**Aim**
Write every line out verbatim and omit the pictures.

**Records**
□ □ □ □ □ □ □

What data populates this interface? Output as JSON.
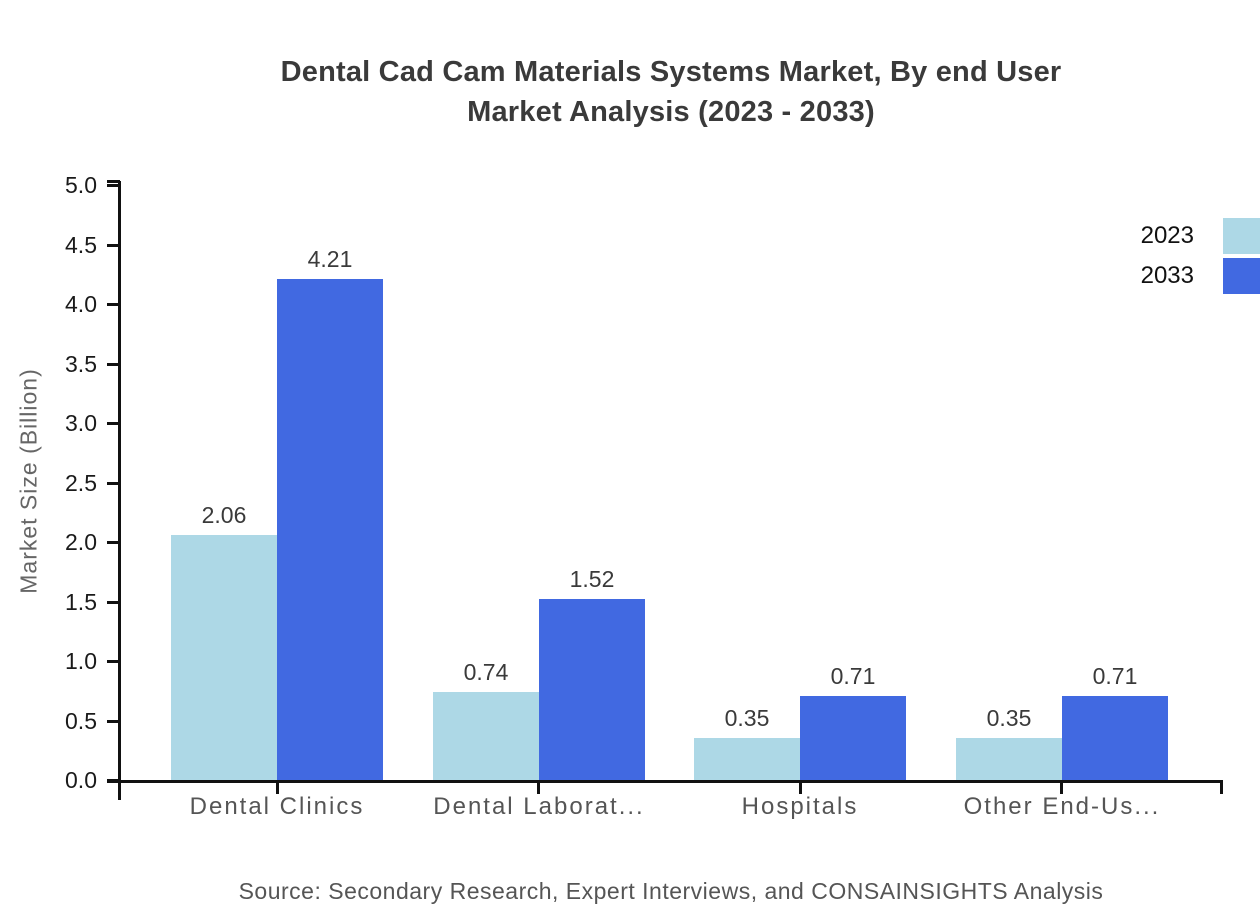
{
  "page": {
    "title_line1": "Dental Cad Cam Materials Systems Market, By end User",
    "title_line2": "Market Analysis (2023 - 2033)",
    "source_text": "Source: Secondary Research, Expert Interviews, and CONSAINSIGHTS Analysis"
  },
  "chart_data": {
    "type": "bar",
    "title": "Dental Cad Cam Materials Systems Market, By end User Market Analysis (2023 - 2033)",
    "xlabel": "",
    "ylabel": "Market Size (Billion)",
    "ylim": [
      0,
      5
    ],
    "ytick_step": 0.5,
    "ytick_decimals": 1,
    "value_label_decimals": 2,
    "grid": false,
    "legend_position": "top-right",
    "categories": [
      "Dental Clinics",
      "Dental Laborat...",
      "Hospitals",
      "Other End-Us..."
    ],
    "series": [
      {
        "name": "2023",
        "color": "#ADD8E6",
        "values": [
          2.06,
          0.74,
          0.35,
          0.35
        ]
      },
      {
        "name": "2033",
        "color": "#4169E1",
        "values": [
          4.21,
          1.52,
          0.71,
          0.71
        ]
      }
    ],
    "axis_color": "#111111",
    "text_colors": {
      "title": "#3a3a3a",
      "tick_labels": "#1a1a1a",
      "category_labels": "#555555",
      "value_labels": "#3a3a3a",
      "axis_title": "#666666",
      "legend": "#111111",
      "source": "#555555"
    }
  }
}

□ □ □ □ □ □ □

**Task solution**
What data populates this interface? Output as JSON.
{
  "page": {
    "title_line1": "Dental Cad Cam Materials Systems Market, By end User",
    "title_line2": "Market Analysis (2023 - 2033)",
    "source_text": "Source: Secondary Research, Expert Interviews, and CONSAINSIGHTS Analysis"
  },
  "chart_data": {
    "type": "bar",
    "title": "Dental Cad Cam Materials Systems Market, By end User Market Analysis (2023 - 2033)",
    "xlabel": "",
    "ylabel": "Market Size (Billion)",
    "ylim": [
      0,
      5
    ],
    "ytick_step": 0.5,
    "ytick_decimals": 1,
    "value_label_decimals": 2,
    "grid": false,
    "legend_position": "top-right",
    "categories": [
      "Dental Clinics",
      "Dental Laborat...",
      "Hospitals",
      "Other End-Us..."
    ],
    "series": [
      {
        "name": "2023",
        "color": "#ADD8E6",
        "values": [
          2.06,
          0.74,
          0.35,
          0.35
        ]
      },
      {
        "name": "2033",
        "color": "#4169E1",
        "values": [
          4.21,
          1.52,
          0.71,
          0.71
        ]
      }
    ],
    "axis_color": "#111111",
    "text_colors": {
      "title": "#3a3a3a",
      "tick_labels": "#1a1a1a",
      "category_labels": "#555555",
      "value_labels": "#3a3a3a",
      "axis_title": "#666666",
      "legend": "#111111",
      "source": "#555555"
    }
  }
}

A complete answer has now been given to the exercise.